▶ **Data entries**
--- --- ---

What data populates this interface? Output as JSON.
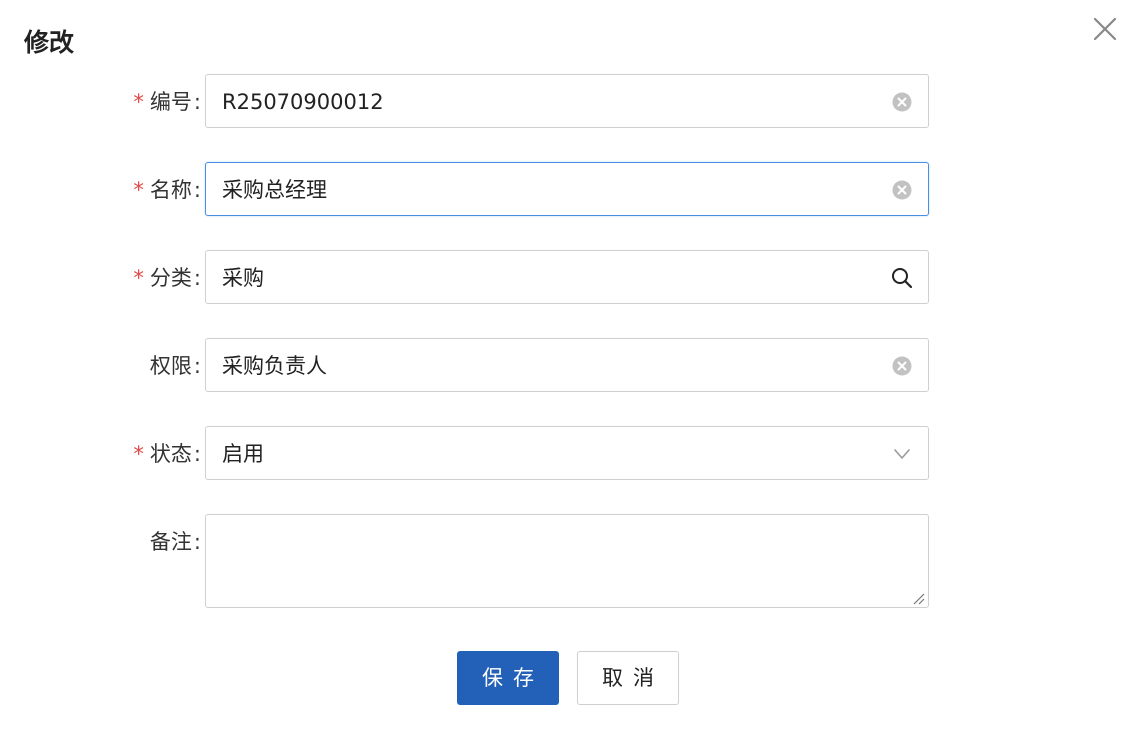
{
  "dialog": {
    "title": "修改",
    "close_icon": "close-icon"
  },
  "form": {
    "required_mark": "*",
    "colon": ":",
    "code": {
      "label": "编号",
      "value": "R25070900012",
      "suffix_icon": "clear-icon"
    },
    "name": {
      "label": "名称",
      "value": "采购总经理",
      "suffix_icon": "clear-icon"
    },
    "category": {
      "label": "分类",
      "value": "采购",
      "suffix_icon": "search-icon"
    },
    "permission": {
      "label": "权限",
      "value": "采购负责人",
      "suffix_icon": "clear-icon"
    },
    "status": {
      "label": "状态",
      "value": "启用",
      "suffix_icon": "chevron-down-icon"
    },
    "remark": {
      "label": "备注",
      "value": ""
    }
  },
  "actions": {
    "save_label": "保存",
    "cancel_label": "取消"
  },
  "colors": {
    "primary": "#2360b8",
    "required": "#e04848",
    "focus_border": "#4a90e2",
    "border": "#cfcfcf"
  }
}
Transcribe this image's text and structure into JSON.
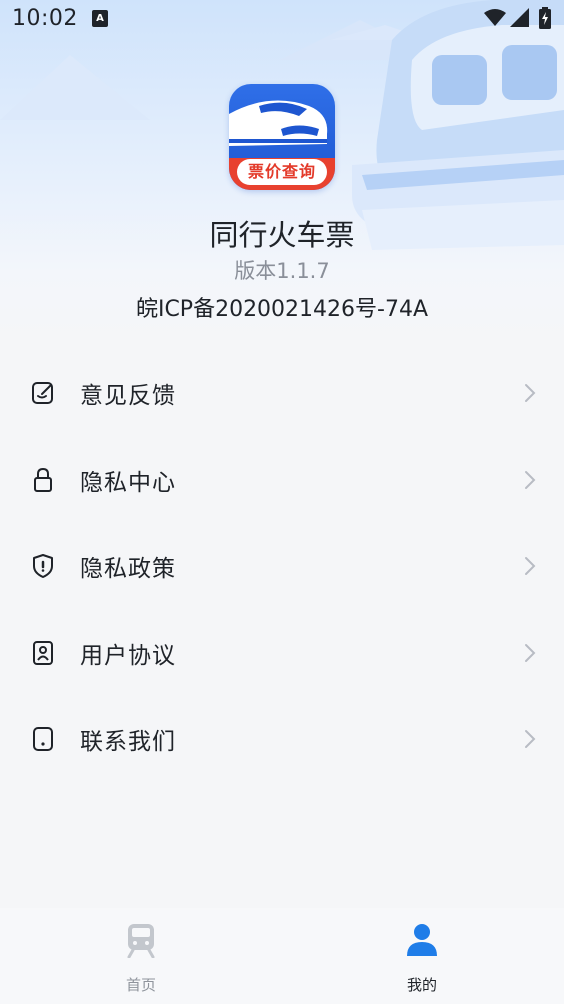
{
  "status_bar": {
    "time": "10:02",
    "notification_glyph": "A",
    "icons": [
      "notification-icon",
      "wifi-icon",
      "signal-icon",
      "battery-icon"
    ]
  },
  "app_info": {
    "name": "同行火车票",
    "version": "版本1.1.7",
    "icp": "皖ICP备2020021426号-74A",
    "icon_label": "票价查询",
    "icon_colors": {
      "primary": "#1e56d0",
      "label_bg": "#ffffff",
      "label_text": "#e33a2a"
    }
  },
  "menu": {
    "items": [
      {
        "label": "意见反馈",
        "icon": "feedback-edit-icon"
      },
      {
        "label": "隐私中心",
        "icon": "lock-icon"
      },
      {
        "label": "隐私政策",
        "icon": "shield-icon"
      },
      {
        "label": "用户协议",
        "icon": "agreement-icon"
      },
      {
        "label": "联系我们",
        "icon": "phone-icon"
      }
    ]
  },
  "tab_bar": {
    "tabs": [
      {
        "label": "首页",
        "icon": "train-icon",
        "active": false
      },
      {
        "label": "我的",
        "icon": "user-icon",
        "active": true
      }
    ],
    "active_color": "#1f7de8",
    "inactive_color": "#9aa0a8"
  }
}
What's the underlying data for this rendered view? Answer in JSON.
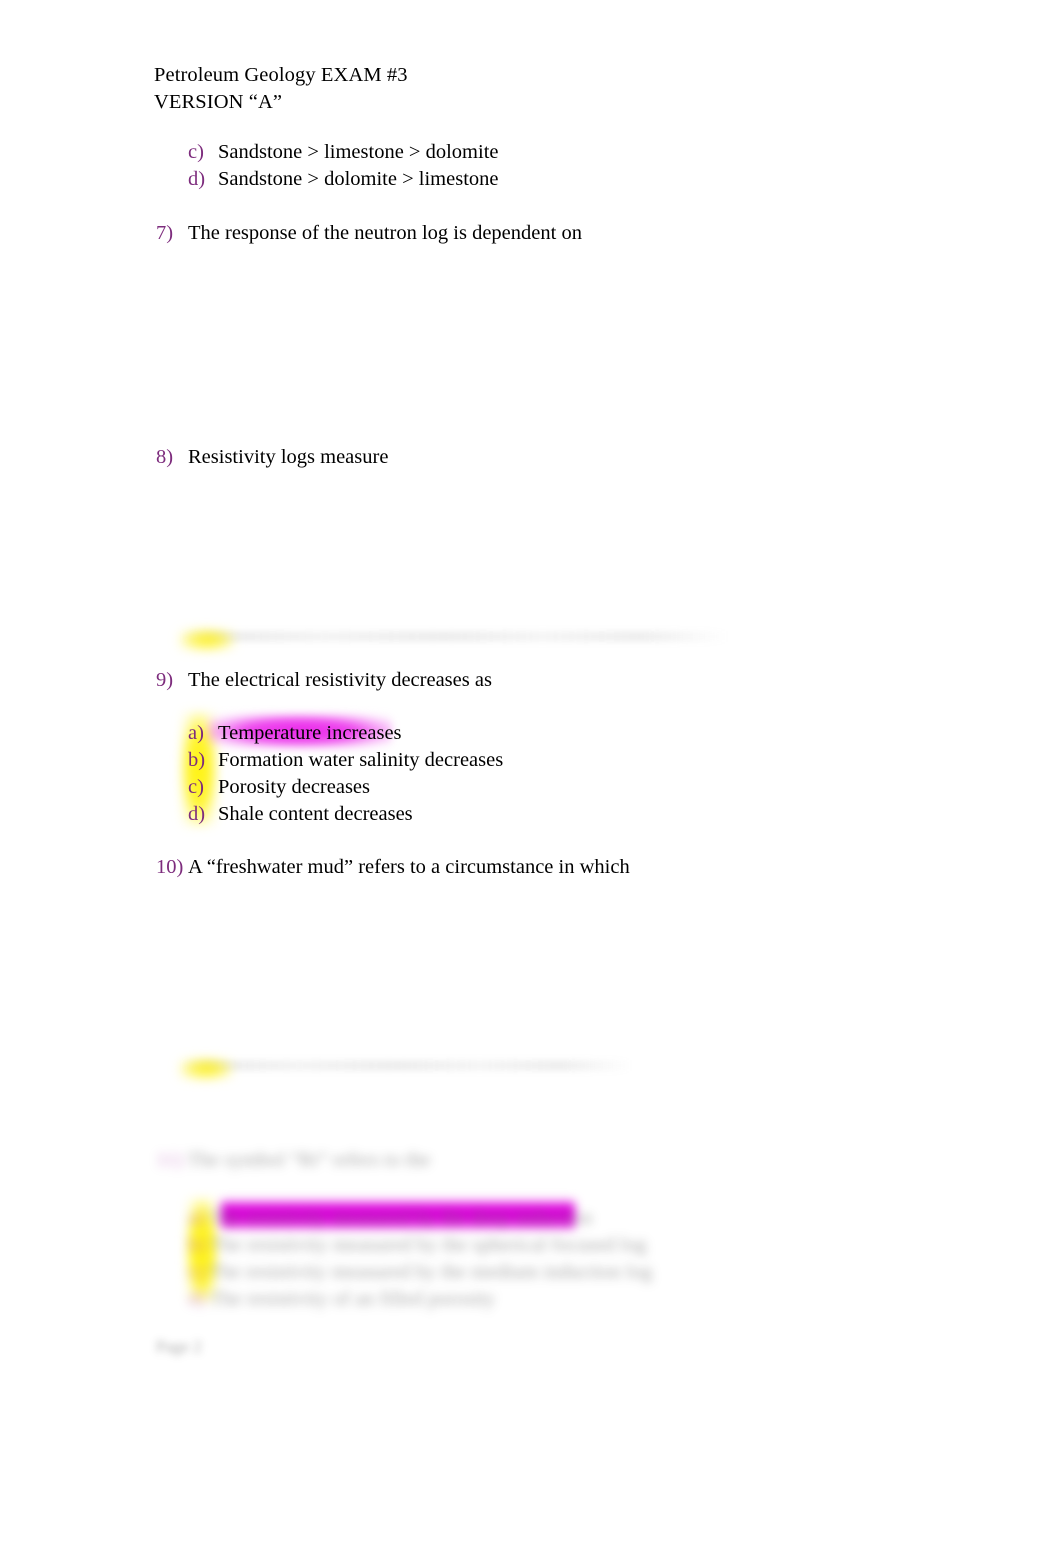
{
  "document": {
    "header": {
      "line1": "Petroleum Geology EXAM #3",
      "line2": "VERSION “A”"
    },
    "footer": {
      "page_label": "Page 2"
    }
  },
  "carryover_options": {
    "items": [
      {
        "marker": "c)",
        "text": "Sandstone > limestone > dolomite"
      },
      {
        "marker": "d)",
        "text": "Sandstone > dolomite > limestone"
      }
    ]
  },
  "questions": [
    {
      "number": "7)",
      "stem": "The response of the neutron log is dependent on",
      "options": []
    },
    {
      "number": "8)",
      "stem": "Resistivity logs measure",
      "options": []
    },
    {
      "number": "9)",
      "stem": "The electrical resistivity decreases as",
      "options": [
        {
          "marker": "a)",
          "text": "Temperature increases",
          "highlight": "magenta"
        },
        {
          "marker": "b)",
          "text": "Formation water salinity decreases",
          "highlight": "none"
        },
        {
          "marker": "c)",
          "text": "Porosity decreases",
          "highlight": "none"
        },
        {
          "marker": "d)",
          "text": "Shale content decreases",
          "highlight": "none"
        }
      ]
    },
    {
      "number": "10)",
      "stem": "A “freshwater mud” refers to a circumstance in which",
      "options": []
    },
    {
      "number": "11)",
      "stem": "The symbol “Rt” refers to the",
      "legible": false,
      "options": [
        {
          "marker": "a)",
          "text": "The resistivity measured by the deep induction",
          "highlight": "magenta-bar",
          "legible": false
        },
        {
          "marker": "b)",
          "text": "The resistivity measured by the spherical focused log",
          "highlight": "none",
          "legible": false
        },
        {
          "marker": "c)",
          "text": "The resistivity measured by the medium induction log",
          "highlight": "none",
          "legible": false
        },
        {
          "marker": "d)",
          "text": "The resistivity of an filled porosity",
          "highlight": "none",
          "legible": false
        }
      ]
    }
  ],
  "colors": {
    "marker_purple": "#7D2C7D",
    "highlight_magenta": "#D600D6",
    "highlight_yellow": "#FFF200",
    "text_black": "#000000",
    "page_background": "#FFFFFF"
  }
}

--- --- ---

▶ **EXERCISE**
List all lines where "Sandstone" occurs.

▶ **RESPONSE BELOW**
        "text": "Sandstone > limestone > dolomite"
        "text": "Sandstone > dolomite > limestone"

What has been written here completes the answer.